• Set problem
Rewrite the lines below as a JSON list of strings, with one string for each line and no entries for blank lines.

• Source data
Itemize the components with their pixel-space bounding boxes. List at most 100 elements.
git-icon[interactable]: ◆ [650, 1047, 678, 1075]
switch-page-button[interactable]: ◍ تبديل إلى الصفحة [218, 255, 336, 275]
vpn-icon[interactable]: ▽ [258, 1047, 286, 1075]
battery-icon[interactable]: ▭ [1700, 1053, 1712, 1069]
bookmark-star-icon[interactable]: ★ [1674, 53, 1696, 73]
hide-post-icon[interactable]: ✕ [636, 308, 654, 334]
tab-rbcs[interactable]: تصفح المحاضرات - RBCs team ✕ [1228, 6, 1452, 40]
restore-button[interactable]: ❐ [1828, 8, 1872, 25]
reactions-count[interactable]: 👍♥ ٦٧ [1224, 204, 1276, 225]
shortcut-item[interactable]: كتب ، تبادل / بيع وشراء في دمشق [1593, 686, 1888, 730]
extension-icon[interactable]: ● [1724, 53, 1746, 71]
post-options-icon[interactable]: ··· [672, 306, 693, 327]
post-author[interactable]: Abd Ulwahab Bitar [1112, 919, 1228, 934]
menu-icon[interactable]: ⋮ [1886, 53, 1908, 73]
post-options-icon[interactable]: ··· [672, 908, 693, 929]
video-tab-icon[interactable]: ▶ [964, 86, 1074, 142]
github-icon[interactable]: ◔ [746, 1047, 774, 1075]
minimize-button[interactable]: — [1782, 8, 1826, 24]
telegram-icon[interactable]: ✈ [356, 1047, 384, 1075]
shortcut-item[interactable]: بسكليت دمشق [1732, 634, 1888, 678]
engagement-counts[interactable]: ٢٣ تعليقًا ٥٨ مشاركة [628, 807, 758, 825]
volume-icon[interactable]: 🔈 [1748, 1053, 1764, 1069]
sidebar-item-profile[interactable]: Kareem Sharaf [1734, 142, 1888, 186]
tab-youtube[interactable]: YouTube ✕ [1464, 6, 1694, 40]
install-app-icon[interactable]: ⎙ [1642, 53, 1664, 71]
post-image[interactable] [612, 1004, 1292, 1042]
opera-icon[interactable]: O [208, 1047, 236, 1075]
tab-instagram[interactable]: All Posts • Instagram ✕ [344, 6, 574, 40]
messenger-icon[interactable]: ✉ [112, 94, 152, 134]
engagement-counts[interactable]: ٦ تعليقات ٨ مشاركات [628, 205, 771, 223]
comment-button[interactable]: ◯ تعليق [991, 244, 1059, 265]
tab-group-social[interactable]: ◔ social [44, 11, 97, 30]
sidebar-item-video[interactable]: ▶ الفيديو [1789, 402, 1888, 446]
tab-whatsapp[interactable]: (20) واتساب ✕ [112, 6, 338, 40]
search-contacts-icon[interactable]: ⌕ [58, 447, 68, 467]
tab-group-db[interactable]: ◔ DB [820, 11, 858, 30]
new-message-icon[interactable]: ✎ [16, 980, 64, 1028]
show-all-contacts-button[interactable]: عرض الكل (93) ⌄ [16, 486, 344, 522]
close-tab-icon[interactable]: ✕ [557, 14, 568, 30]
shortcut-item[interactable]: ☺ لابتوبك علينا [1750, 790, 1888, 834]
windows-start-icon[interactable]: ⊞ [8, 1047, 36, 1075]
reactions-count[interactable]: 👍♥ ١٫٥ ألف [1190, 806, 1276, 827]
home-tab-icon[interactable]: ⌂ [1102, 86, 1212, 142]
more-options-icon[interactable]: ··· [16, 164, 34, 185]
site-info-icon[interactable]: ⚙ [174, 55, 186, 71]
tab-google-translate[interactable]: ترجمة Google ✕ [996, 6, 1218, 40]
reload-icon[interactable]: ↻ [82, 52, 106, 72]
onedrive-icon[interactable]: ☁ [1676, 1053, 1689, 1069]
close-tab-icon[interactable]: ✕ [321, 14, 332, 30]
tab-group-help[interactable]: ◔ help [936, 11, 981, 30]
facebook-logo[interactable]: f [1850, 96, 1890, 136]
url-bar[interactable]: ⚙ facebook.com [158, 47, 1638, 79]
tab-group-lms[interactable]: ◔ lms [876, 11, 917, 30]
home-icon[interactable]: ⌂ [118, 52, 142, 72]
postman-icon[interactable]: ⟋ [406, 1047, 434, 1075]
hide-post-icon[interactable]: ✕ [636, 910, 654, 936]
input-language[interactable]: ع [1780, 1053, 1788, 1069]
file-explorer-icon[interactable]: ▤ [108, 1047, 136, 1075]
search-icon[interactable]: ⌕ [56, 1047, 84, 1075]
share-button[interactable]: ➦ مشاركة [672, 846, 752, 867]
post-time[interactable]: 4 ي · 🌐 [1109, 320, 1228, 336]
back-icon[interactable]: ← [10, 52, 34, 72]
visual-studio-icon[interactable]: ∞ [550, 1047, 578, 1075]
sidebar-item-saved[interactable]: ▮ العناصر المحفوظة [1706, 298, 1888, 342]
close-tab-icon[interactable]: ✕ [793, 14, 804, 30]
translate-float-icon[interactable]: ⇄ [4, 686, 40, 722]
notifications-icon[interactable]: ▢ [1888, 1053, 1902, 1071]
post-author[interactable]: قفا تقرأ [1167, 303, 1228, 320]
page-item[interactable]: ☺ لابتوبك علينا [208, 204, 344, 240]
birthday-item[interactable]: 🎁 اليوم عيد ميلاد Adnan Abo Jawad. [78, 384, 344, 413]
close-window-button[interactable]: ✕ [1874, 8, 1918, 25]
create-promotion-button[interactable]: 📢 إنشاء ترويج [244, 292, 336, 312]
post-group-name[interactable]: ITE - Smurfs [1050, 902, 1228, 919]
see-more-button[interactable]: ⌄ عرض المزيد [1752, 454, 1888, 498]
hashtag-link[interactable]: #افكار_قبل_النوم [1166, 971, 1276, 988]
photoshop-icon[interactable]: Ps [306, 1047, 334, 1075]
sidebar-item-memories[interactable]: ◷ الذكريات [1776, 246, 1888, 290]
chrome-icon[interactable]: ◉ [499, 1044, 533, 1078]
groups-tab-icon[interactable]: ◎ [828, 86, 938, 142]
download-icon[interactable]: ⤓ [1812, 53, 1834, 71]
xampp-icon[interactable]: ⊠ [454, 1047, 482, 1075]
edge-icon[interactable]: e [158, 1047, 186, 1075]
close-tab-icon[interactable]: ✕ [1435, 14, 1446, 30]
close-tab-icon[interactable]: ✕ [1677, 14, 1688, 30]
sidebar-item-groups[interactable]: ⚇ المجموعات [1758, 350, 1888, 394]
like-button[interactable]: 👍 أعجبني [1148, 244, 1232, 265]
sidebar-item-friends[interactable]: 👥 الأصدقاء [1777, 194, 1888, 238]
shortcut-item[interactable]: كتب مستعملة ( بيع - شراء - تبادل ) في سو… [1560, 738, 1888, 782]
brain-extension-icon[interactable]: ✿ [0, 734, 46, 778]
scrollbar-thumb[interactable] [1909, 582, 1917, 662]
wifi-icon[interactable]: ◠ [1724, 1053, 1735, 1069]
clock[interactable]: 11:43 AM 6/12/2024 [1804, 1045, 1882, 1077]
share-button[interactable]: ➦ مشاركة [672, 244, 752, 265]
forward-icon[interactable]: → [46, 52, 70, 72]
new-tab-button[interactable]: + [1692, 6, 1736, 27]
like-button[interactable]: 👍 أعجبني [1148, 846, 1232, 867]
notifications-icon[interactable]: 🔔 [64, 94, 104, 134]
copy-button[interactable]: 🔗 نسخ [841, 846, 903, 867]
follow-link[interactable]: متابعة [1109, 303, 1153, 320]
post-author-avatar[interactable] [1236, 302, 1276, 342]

• Response to the exercise
[
  "Itemize the components with their pixel-space bounding boxes. List at most 100 elements.",
  "git-icon[interactable]: ◆ [650, 1047, 678, 1075]",
  "switch-page-button[interactable]: ◍ تبديل إلى الصفحة [218, 255, 336, 275]",
  "vpn-icon[interactable]: ▽ [258, 1047, 286, 1075]",
  "battery-icon[interactable]: ▭ [1700, 1053, 1712, 1069]",
  "bookmark-star-icon[interactable]: ★ [1674, 53, 1696, 73]",
  "hide-post-icon[interactable]: ✕ [636, 308, 654, 334]",
  "tab-rbcs[interactable]: تصفح المحاضرات - RBCs team ✕ [1228, 6, 1452, 40]",
  "restore-button[interactable]: ❐ [1828, 8, 1872, 25]",
  "reactions-count[interactable]: 👍♥ ٦٧ [1224, 204, 1276, 225]",
  "shortcut-item[interactable]: كتب ، تبادل / بيع وشراء في دمشق [1593, 686, 1888, 730]",
  "extension-icon[interactable]: ● [1724, 53, 1746, 71]",
  "post-options-icon[interactable]: ··· [672, 306, 693, 327]",
  "post-author[interactable]: Abd Ulwahab Bitar [1112, 919, 1228, 934]",
  "menu-icon[interactable]: ⋮ [1886, 53, 1908, 73]",
  "post-options-icon[interactable]: ··· [672, 908, 693, 929]",
  "video-tab-icon[interactable]: ▶ [964, 86, 1074, 142]",
  "github-icon[interactable]: ◔ [746, 1047, 774, 1075]",
  "minimize-button[interactable]: — [1782, 8, 1826, 24]",
  "telegram-icon[interactable]: ✈ [356, 1047, 384, 1075]",
  "shortcut-item[interactable]: بسكليت دمشق [1732, 634, 1888, 678]",
  "engagement-counts[interactable]: ٢٣ تعليقًا ٥٨ مشاركة [628, 807, 758, 825]",
  "volume-icon[interactable]: 🔈 [1748, 1053, 1764, 1069]",
  "sidebar-item-profile[interactable]: Kareem Sharaf [1734, 142, 1888, 186]",
  "tab-youtube[interactable]: YouTube ✕ [1464, 6, 1694, 40]",
  "install-app-icon[interactable]: ⎙ [1642, 53, 1664, 71]",
  "post-image[interactable] [612, 1004, 1292, 1042]",
  "opera-icon[interactable]: O [208, 1047, 236, 1075]",
  "tab-instagram[interactable]: All Posts • Instagram ✕ [344, 6, 574, 40]",
  "messenger-icon[interactable]: ✉ [112, 94, 152, 134]",
  "engagement-counts[interactable]: ٦ تعليقات ٨ مشاركات [628, 205, 771, 223]",
  "comment-button[interactable]: ◯ تعليق [991, 244, 1059, 265]",
  "tab-group-social[interactable]: ◔ social [44, 11, 97, 30]",
  "sidebar-item-video[interactable]: ▶ الفيديو [1789, 402, 1888, 446]",
  "tab-whatsapp[interactable]: (20) واتساب ✕ [112, 6, 338, 40]",
  "search-contacts-icon[interactable]: ⌕ [58, 447, 68, 467]",
  "tab-group-db[interactable]: ◔ DB [820, 11, 858, 30]",
  "new-message-icon[interactable]: ✎ [16, 980, 64, 1028]",
  "show-all-contacts-button[interactable]: عرض الكل (93) ⌄ [16, 486, 344, 522]",
  "close-tab-icon[interactable]: ✕ [557, 14, 568, 30]",
  "shortcut-item[interactable]: ☺ لابتوبك علينا [1750, 790, 1888, 834]",
  "windows-start-icon[interactable]: ⊞ [8, 1047, 36, 1075]",
  "reactions-count[interactable]: 👍♥ ١٫٥ ألف [1190, 806, 1276, 827]",
  "home-tab-icon[interactable]: ⌂ [1102, 86, 1212, 142]",
  "more-options-icon[interactable]: ··· [16, 164, 34, 185]",
  "site-info-icon[interactable]: ⚙ [174, 55, 186, 71]",
  "tab-google-translate[interactable]: ترجمة Google ✕ [996, 6, 1218, 40]",
  "reload-icon[interactable]: ↻ [82, 52, 106, 72]",
  "onedrive-icon[interactable]: ☁ [1676, 1053, 1689, 1069]",
  "close-tab-icon[interactable]: ✕ [321, 14, 332, 30]",
  "tab-group-help[interactable]: ◔ help [936, 11, 981, 30]",
  "facebook-logo[interactable]: f [1850, 96, 1890, 136]",
  "url-bar[interactable]: ⚙ facebook.com [158, 47, 1638, 79]",
  "tab-group-lms[interactable]: ◔ lms [876, 11, 917, 30]",
  "home-icon[interactable]: ⌂ [118, 52, 142, 72]",
  "postman-icon[interactable]: ⟋ [406, 1047, 434, 1075]",
  "hide-post-icon[interactable]: ✕ [636, 910, 654, 936]",
  "input-language[interactable]: ع [1780, 1053, 1788, 1069]",
  "file-explorer-icon[interactable]: ▤ [108, 1047, 136, 1075]",
  "search-icon[interactable]: ⌕ [56, 1047, 84, 1075]",
  "share-button[interactable]: ➦ مشاركة [672, 846, 752, 867]",
  "post-time[interactable]: 4 ي · 🌐 [1109, 320, 1228, 336]",
  "back-icon[interactable]: ← [10, 52, 34, 72]",
  "visual-studio-icon[interactable]: ∞ [550, 1047, 578, 1075]",
  "sidebar-item-saved[interactable]: ▮ العناصر المحفوظة [1706, 298, 1888, 342]",
  "close-tab-icon[interactable]: ✕ [793, 14, 804, 30]",
  "translate-float-icon[interactable]: ⇄ [4, 686, 40, 722]",
  "notifications-icon[interactable]: ▢ [1888, 1053, 1902, 1071]",
  "post-author[interactable]: قفا تقرأ [1167, 303, 1228, 320]",
  "page-item[interactable]: ☺ لابتوبك علينا [208, 204, 344, 240]",
  "birthday-item[interactable]: 🎁 اليوم عيد ميلاد Adnan Abo Jawad. [78, 384, 344, 413]",
  "close-window-button[interactable]: ✕ [1874, 8, 1918, 25]",
  "create-promotion-button[interactable]: 📢 إنشاء ترويج [244, 292, 336, 312]",
  "post-group-name[interactable]: ITE - Smurfs [1050, 902, 1228, 919]",
  "see-more-button[interactable]: ⌄ عرض المزيد [1752, 454, 1888, 498]",
  "hashtag-link[interactable]: #افكار_قبل_النوم [1166, 971, 1276, 988]",
  "photoshop-icon[interactable]: Ps [306, 1047, 334, 1075]",
  "sidebar-item-memories[interactable]: ◷ الذكريات [1776, 246, 1888, 290]",
  "chrome-icon[interactable]: ◉ [499, 1044, 533, 1078]",
  "groups-tab-icon[interactable]: ◎ [828, 86, 938, 142]",
  "download-icon[interactable]: ⤓ [1812, 53, 1834, 71]",
  "xampp-icon[interactable]: ⊠ [454, 1047, 482, 1075]",
  "edge-icon[interactable]: e [158, 1047, 186, 1075]",
  "close-tab-icon[interactable]: ✕ [1435, 14, 1446, 30]",
  "close-tab-icon[interactable]: ✕ [1677, 14, 1688, 30]",
  "sidebar-item-groups[interactable]: ⚇ المجموعات [1758, 350, 1888, 394]",
  "like-button[interactable]: 👍 أعجبني [1148, 244, 1232, 265]",
  "sidebar-item-friends[interactable]: 👥 الأصدقاء [1777, 194, 1888, 238]",
  "shortcut-item[interactable]: كتب مستعملة ( بيع - شراء - تبادل ) في سو… [1560, 738, 1888, 782]",
  "brain-extension-icon[interactable]: ✿ [0, 734, 46, 778]",
  "scrollbar-thumb[interactable] [1909, 582, 1917, 662]",
  "wifi-icon[interactable]: ◠ [1724, 1053, 1735, 1069]",
  "clock[interactable]: 11:43 AM 6/12/2024 [1804, 1045, 1882, 1077]",
  "share-button[interactable]: ➦ مشاركة [672, 244, 752, 265]",
  "forward-icon[interactable]: → [46, 52, 70, 72]",
  "new-tab-button[interactable]: + [1692, 6, 1736, 27]",
  "like-button[interactable]: 👍 أعجبني [1148, 846, 1232, 867]",
  "notifications-icon[interactable]: 🔔 [64, 94, 104, 134]",
  "copy-button[interactable]: 🔗 نسخ [841, 846, 903, 867]",
  "follow-link[interactable]: متابعة [1109, 303, 1153, 320]",
  "post-author-avatar[interactable] [1236, 302, 1276, 342]"
]